Seçilmiş bölüm
--------------------

Mekke devrinde Peygamber Efendimiz Sallallahu Aleyhi ve Sellem’e inen ayetlere baktığımız zaman ise hepsinin akaid ile ilgili olan, tağutu ve putçuluğu reddeden, tevhid inancını gönüllere nakşeden ayetler olduğunu görürüz.

Müslümanlar Medine’ye hicret ettikten ve İslam devleti teşekkül ettikten sonra ise ahkâm ayetlerinin indiğini görmekteyiz.

Demek ki, Mekke’de gönüller ve zihinler önce put ve putçuluktan temizlendi sonra İslam Devleti meydana gelince Allah’ın hükmü ile hükmetmek farz oldu.

Şimdi size bir soru soralım: “Ahkam ayetleri şayet Mekke’de gelse idi tatbik edilebilecek miydi?”
Cevap: Elbette ki tatbik edilemeyecekti. Çünkü İslam’ın devlete yüklediği cezai işlemi ferd tatbik edemez. Mekke’de ise devlet yani yönetim şirk üzerine kuruluydu. Dolayısıyla bu ayetler orada da tatbik edilemeyecekti.

Yine siyer ilmini bilenlerinize malum olduğu üzere Peygamber Efendimiz ve ashabı Mekke’de belli bir düzen gizliden faaliyette bulunmuşlar daha sonra açıktan açığa İslamı yaymak için faaliyetlere girişmişlerdi. Burada da önemli olan nokta şurasıdır; Peygamberimiz ve ashabı müşrik bir toplulukta, putlarla dolu olan Kabe’nin yanına geliyorlar oradan İslamı haykırıyorlardı. Hatta orada namaz kılıyorlardı. Sonra bir müşrik gelip İslam’a karşı bir açıklama yapıyor, Müslümanları aşağılıyordu. Yani orası adeta bir meclis olmuştu ve herkes kendi düşüncesini paylaşıyor davasını savunuyordu.

Önemli olan husus, Peygamberimizin ve müşriklerin görüşlerini aynı yerden haykırıyor olmasıdır.

NE ÇIKIYOR?
Size yukarıda zikrettiğimiz delil ve misallerden şu dersler çıkmaktadır:
1- Müslümanlar, şirk düzeninde Müslümanlar için hayırlı işler yapmak, Müslümanların lehine çalışmak ve hatta Allah’ın kanunlarını geçerli kılmak için devlet işlerinde parti kurarak da olsa faaliyet içerisine girebilirler.
2- Müslümanlar, böyle bir düzende İslam için hayırlı gördükleri partilere destek verebilir, oy kullanabilirler.

--------------------

Kısa alıştırma A
Aşağıdaki satırlarda "comment-icon[interactable]: ▭ xyxy=(340,634,356,649)" içeren satırdan başlayıp "comment-text: 我这几年没买的时候，咋..就这么艰难了呀 xyxy=(74,400,382,419)" içeren satırda biten kısmı yeniden yazın. Bu kısımda "fan-badge" adını "follower-badge" olarak yeniden adlandırın, başka hiçbir şeyi değiştirmeyin.

--------------------

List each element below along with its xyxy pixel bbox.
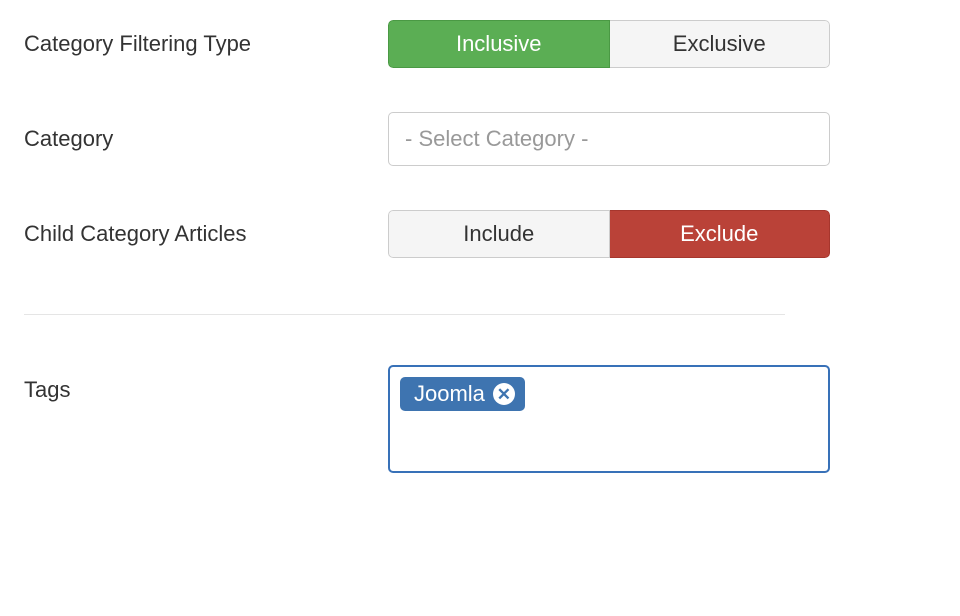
toggle-category-filtering-type: Inclusive Exclusive: [388, 20, 830, 68]
select-category[interactable]: - Select Category -: [388, 112, 830, 166]
btn-exclude[interactable]: Exclude: [610, 210, 831, 258]
label-category: Category: [24, 126, 388, 152]
row-category-filtering-type: Category Filtering Type Inclusive Exclus…: [24, 20, 936, 68]
remove-tag-icon[interactable]: ✕: [493, 383, 515, 405]
label-child-category-articles: Child Category Articles: [24, 221, 388, 247]
section-divider: [24, 314, 785, 315]
tag-chip: Joomla ✕: [400, 377, 525, 411]
tags-input[interactable]: Joomla ✕: [388, 365, 830, 473]
label-tags: Tags: [24, 365, 388, 403]
tag-label: Joomla: [414, 381, 485, 407]
toggle-child-category-articles: Include Exclude: [388, 210, 830, 258]
label-category-filtering-type: Category Filtering Type: [24, 31, 388, 57]
btn-exclusive[interactable]: Exclusive: [610, 20, 831, 68]
btn-include[interactable]: Include: [388, 210, 610, 258]
row-category: Category - Select Category -: [24, 112, 936, 166]
row-child-category-articles: Child Category Articles Include Exclude: [24, 210, 936, 258]
row-tags: Tags Joomla ✕: [24, 365, 936, 473]
btn-inclusive[interactable]: Inclusive: [388, 20, 610, 68]
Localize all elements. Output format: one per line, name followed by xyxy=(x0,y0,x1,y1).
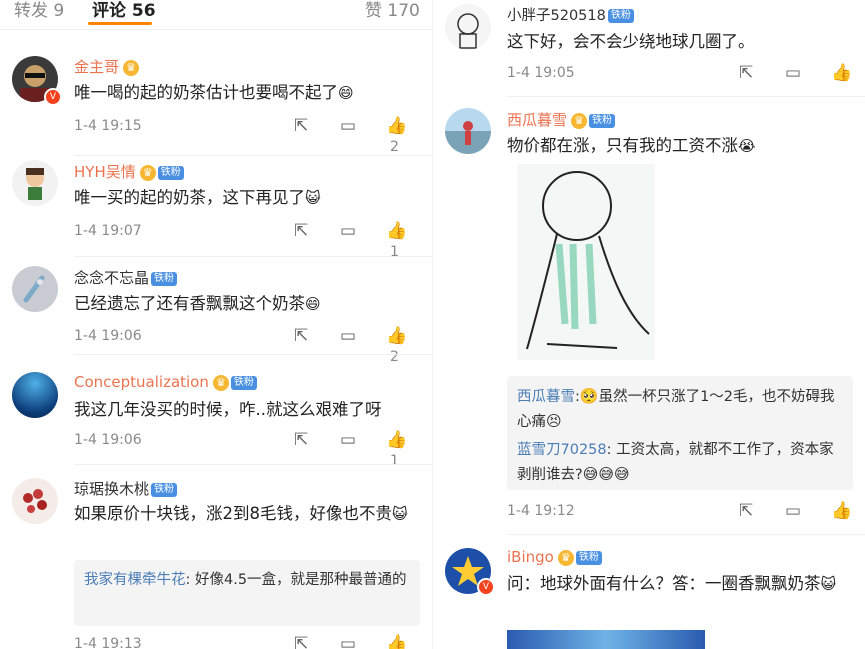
comment-icon[interactable]: ▭ xyxy=(340,634,356,649)
reply-item: 蓝雪刀70258: 工资太高，就都不工作了，资本家剥削谁去?😅😅😅 xyxy=(517,442,834,483)
fan-badge: 铁粉 xyxy=(151,271,178,286)
verified-icon: V xyxy=(44,88,62,106)
divider xyxy=(74,354,432,355)
fan-badge: 铁粉 xyxy=(157,165,184,180)
comment-meta: 1-4 19:06 ⇱ ▭ 👍1 xyxy=(74,430,419,469)
divider xyxy=(74,464,432,465)
avatar[interactable] xyxy=(12,478,58,524)
comment-meta: 1-4 19:15 ⇱ ▭ 👍2 xyxy=(74,116,419,155)
comment-text: 我这几年没买的时候，咋..就这么艰难了呀 xyxy=(74,400,382,419)
right-comment-panel: 小胖子520518 铁粉 这下好，会不会少绕地球几圈了。 1-4 19:05 ⇱ … xyxy=(433,0,865,649)
username[interactable]: iBingo ♛ 铁粉 xyxy=(507,548,602,566)
tab-divider xyxy=(0,29,432,30)
divider xyxy=(507,96,865,97)
share-icon[interactable]: ⇱ xyxy=(294,430,308,450)
like-icon: 👍 xyxy=(386,116,408,136)
comment-image[interactable] xyxy=(517,164,655,360)
tab-bar: 转发 9 评论 56 赞 170 xyxy=(0,0,432,30)
divider xyxy=(74,256,432,257)
tab-comment[interactable]: 评论 56 xyxy=(92,0,156,21)
timestamp: 1-4 19:06 xyxy=(74,432,142,448)
like-button[interactable]: 👍2 xyxy=(386,116,419,156)
timestamp: 1-4 19:05 xyxy=(507,65,575,81)
reply-item: 西瓜暮雪:🥺虽然一杯只涨了1～2毛，也不妨碍我心痛😣 xyxy=(517,387,835,430)
comment-text: 已经遗忘了还有香飘飘这个奶茶😄 xyxy=(74,294,321,313)
like-icon[interactable]: 👍 xyxy=(831,501,852,521)
crown-icon: ♛ xyxy=(139,164,156,181)
comment-meta: 1-4 19:05 ⇱ ▭ 👍 xyxy=(507,63,852,85)
reply-username[interactable]: 西瓜暮雪 xyxy=(517,389,575,405)
crown-icon: ♛ xyxy=(123,59,140,76)
comment-text: 如果原价十块钱，涨2到8毛钱，好像也不贵😺 xyxy=(74,504,408,523)
comment-text: 唯一喝的起的奶茶估计也要喝不起了😄 xyxy=(74,83,354,102)
crown-icon: ♛ xyxy=(212,374,229,391)
fan-badge: 铁粉 xyxy=(607,9,634,23)
comment-icon[interactable]: ▭ xyxy=(340,116,356,136)
username[interactable]: 琼琚换木桃 铁粉 xyxy=(74,478,178,499)
share-icon[interactable]: ⇱ xyxy=(294,326,308,346)
like-icon: 👍 xyxy=(386,326,408,346)
comment-meta: 1-4 19:06 ⇱ ▭ 👍2 xyxy=(74,326,419,365)
crown-icon: ♛ xyxy=(557,549,574,566)
timestamp: 1-4 19:12 xyxy=(507,503,575,519)
reply-box[interactable]: 西瓜暮雪:🥺虽然一杯只涨了1～2毛，也不妨碍我心痛😣 蓝雪刀70258: 工资太… xyxy=(507,376,853,490)
divider xyxy=(507,534,865,535)
username[interactable]: HYH吴情 ♛ 铁粉 xyxy=(74,161,184,182)
avatar[interactable] xyxy=(12,266,58,312)
reply-box[interactable]: 我家有棵牵牛花: 好像4.5一盒，就是那种最普通的 xyxy=(74,560,420,626)
share-icon[interactable]: ⇱ xyxy=(739,63,753,83)
username[interactable]: 念念不忘晶 铁粉 xyxy=(74,267,178,288)
timestamp: 1-4 19:13 xyxy=(74,636,142,649)
share-icon[interactable]: ⇱ xyxy=(739,501,753,521)
reply-username[interactable]: 蓝雪刀70258 xyxy=(517,442,607,458)
fan-badge: 铁粉 xyxy=(230,375,257,390)
username[interactable]: 小胖子520518 铁粉 xyxy=(507,4,634,25)
timestamp: 1-4 19:15 xyxy=(74,118,142,134)
comment-text: 这下好，会不会少绕地球几圈了。 xyxy=(507,32,755,51)
fan-badge: 铁粉 xyxy=(151,482,178,497)
tab-repost[interactable]: 转发 9 xyxy=(14,0,64,21)
comment-image[interactable] xyxy=(507,630,705,649)
comment-icon[interactable]: ▭ xyxy=(340,326,356,346)
avatar[interactable] xyxy=(445,108,491,154)
fan-badge: 铁粉 xyxy=(575,550,602,565)
share-icon[interactable]: ⇱ xyxy=(294,221,308,241)
like-button[interactable]: 👍2 xyxy=(386,326,419,366)
verified-icon: V xyxy=(477,578,495,596)
left-comment-panel: 转发 9 评论 56 赞 170 V 金主哥 ♛ 唯一喝的起的奶茶估计也要喝不起了… xyxy=(0,0,432,649)
like-icon[interactable]: 👍 xyxy=(831,63,852,83)
avatar[interactable] xyxy=(12,372,58,418)
avatar[interactable] xyxy=(445,4,491,50)
comment-meta: 1-4 19:12 ⇱ ▭ 👍 xyxy=(507,501,852,523)
like-icon: 👍 xyxy=(386,221,408,241)
comment-meta: 1-4 19:07 ⇱ ▭ 👍1 xyxy=(74,221,419,260)
reply-username[interactable]: 我家有棵牵牛花 xyxy=(84,572,186,588)
avatar[interactable] xyxy=(12,160,58,206)
comment-text: 物价都在涨，只有我的工资不涨😭 xyxy=(507,136,756,155)
username[interactable]: 西瓜暮雪 ♛ 铁粉 xyxy=(507,109,616,130)
username[interactable]: Conceptualization ♛ 铁粉 xyxy=(74,373,257,391)
timestamp: 1-4 19:07 xyxy=(74,223,142,239)
tab-like[interactable]: 赞 170 xyxy=(365,0,420,21)
reply-text: : 好像4.5一盒，就是那种最普通的 xyxy=(185,572,407,588)
timestamp: 1-4 19:06 xyxy=(74,328,142,344)
fan-badge: 铁粉 xyxy=(589,113,616,128)
share-icon[interactable]: ⇱ xyxy=(294,634,308,649)
share-icon[interactable]: ⇱ xyxy=(294,116,308,136)
comment-meta: 1-4 19:13 ⇱ ▭ 👍1 xyxy=(74,634,419,649)
comment-icon[interactable]: ▭ xyxy=(785,63,801,83)
comment-text: 唯一买的起的奶茶，这下再见了😺 xyxy=(74,188,321,207)
like-button[interactable]: 👍1 xyxy=(386,221,419,261)
divider xyxy=(74,155,432,156)
like-icon: 👍 xyxy=(386,634,408,649)
crown-icon: ♛ xyxy=(571,112,588,129)
comment-icon[interactable]: ▭ xyxy=(340,430,356,450)
like-icon: 👍 xyxy=(386,430,408,450)
comment-text: 问：地球外面有什么？答：一圈香飘飘奶茶😺 xyxy=(507,574,837,593)
like-button[interactable]: 👍1 xyxy=(386,634,419,649)
comment-icon[interactable]: ▭ xyxy=(340,221,356,241)
active-tab-indicator xyxy=(88,22,152,25)
username[interactable]: 金主哥 ♛ xyxy=(74,56,140,77)
comment-icon[interactable]: ▭ xyxy=(785,501,801,521)
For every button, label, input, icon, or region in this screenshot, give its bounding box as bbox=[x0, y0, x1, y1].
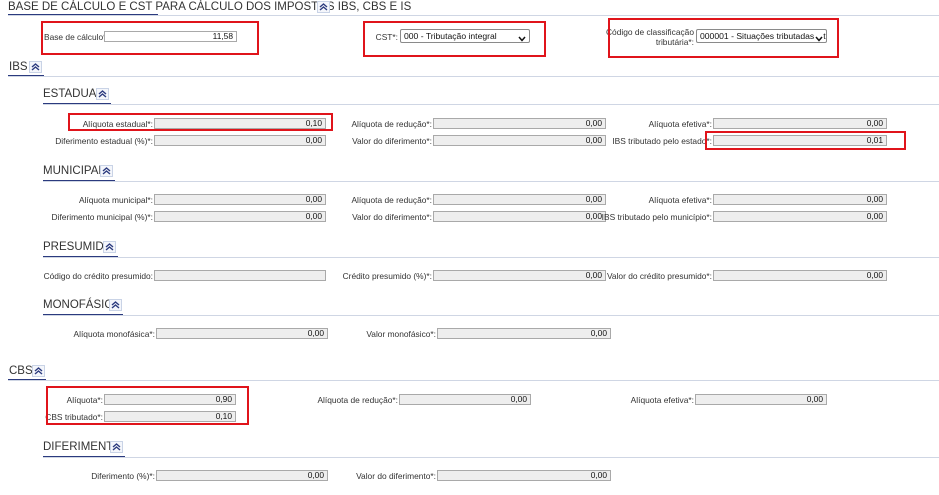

--------------------

Kısa alıştırma B
Şirk düzeninde Müslümanların faaliyetini ele alan yazıyı son cümlesinden sonra sürdürün.

Alıştırma çıktısı A
comment-icon[interactable]: ▭ xyxy=(340,634,356,649)
reply-item: 蓝雪刀70258: 工资太高，就都不工作了，资本家剥削谁去?😅😅😅 xyxy=(517,442,834,483)
follower-badge: 铁粉 xyxy=(151,271,178,286)
verified-icon: V xyxy=(44,88,62,106)
divider xyxy=(74,354,432,355)
follower-badge: 铁粉 xyxy=(157,165,184,180)
comment-meta: 1-4 19:06 ⇱ ▭ 👍1 xyxy=(74,430,419,469)
divider xyxy=(74,464,432,465)
avatar[interactable] xyxy=(12,478,58,524)
comment-meta: 1-4 19:15 ⇱ ▭ 👍2 xyxy=(74,116,419,155)
comment-text: 我这几年没买的时候，咋..就这么艰难了呀 xyxy=(74,400,382,419)

Alıştırma çıktısı B
3- Böyle bir düzende Müslümanlar, İslam’ın devlete yüklediği sorumlulukları icra edemediklerinden, Allah’ın hakimiyetinin kurulmasını istemeli ve bunun yanında insanları şuurlandırmalıdırlar. Bunun için var güçleri ile çalışmalıdırlar.
4- Böyle bir düzende öncelikle putların ve putçuluğun insanların zihninden ve sonra devlet yönetiminden yıkılması gerekmektedir.

OY VERMEMEK NEYE YARAR!
Müslümanlar olarak bu konuda aynı görüşte olsak ve Müslümanların lehine çalışacak bir parti olduğu halde destek vermesek, oy vermesek ne olacak?
Din düşmanları her zaman olduğu gibi sandığa gidecek ve partilerini daha güçlü bir şekilde iktidara getirecekler. Seçimin geçerli olabilmesi için bir katılım oranı yoktur. Katılım yüzde otuz da olsa seçim kabul edilir ve o parti başa gelir. İlk yapacağı şey Müslümanların dinine, eğitimine, ahlakına, namazına, ezanına müdahale etmek olacaktır.

Ne olmuş oldu? Oy vermemek ve İslam’a hizmet edeceğine inandığımız partiyi desteklemememiz sonucunda ortalık din düşmanlarına kaldı.

Halbuki o partiye destek verilmiş olsaydı iktidara gelemese bile şer işlerde iktidara karşı çıkar ve takoz olurdu. Bizim tepkimizi onlar dile getirirdi.

Yani sistem değişmedikten sonra, biz partiye destek versek de vermesek de bu seçimler yapılıyor ve partiler seçiliyor ve bizler ister istemez o iktidarın otoritesi altına giriyoruz. Din devlete karışamadığı halde o parti, devleti kullanarak pek ala dine karışabiliyor ve Müslümanlar nice sıkıntılara maruz kalıyor.

Rabbimiz şöyle buyuruyor: “Onlara karşı gücünüz yettiği kadar kuvvet ve savaş atları hazırlayın. Onlarla Allah’ın düşmanını, sizin düşmanınızı ve bunlardan başka sizin bilmediğiniz fakat Allah’ın bildiği diğer düşmanları korkutursunuz.” (Enfal 60)

Her devirde, o devrin şartlarına göre din düşmanlarına karşı güçlenmek, hazırlık yapmak Müslümanlar üzerine vazifedir. Bu parti ile olacaksa partiyle de onlara karşı koymak gereklidir. Çünkü çok örneklerini gördüğümüz üzere bu vasıta ile bir çok hizmet yapılabilmektedir.

Peygamberimiz ve Müslümanlar’ın Mekke devri, bizlere ilham vermelidir…

İÇKİYİ YASAKLAYAN BELEDİYE
Misal olarak Refah Partisi’nin Sultanbeyli Beylideyesi’ni verebiliriz. Belediye’de içki içilmesini yasaklamıştı. Hükümet tüm yurtta kumarı yasaklamıştı. Yani ellerinden geldiği kadar hayırlı işler yapmışlar, mecliste oldukları müddet içinde bir çok şerli işe de engel olmuşlardı.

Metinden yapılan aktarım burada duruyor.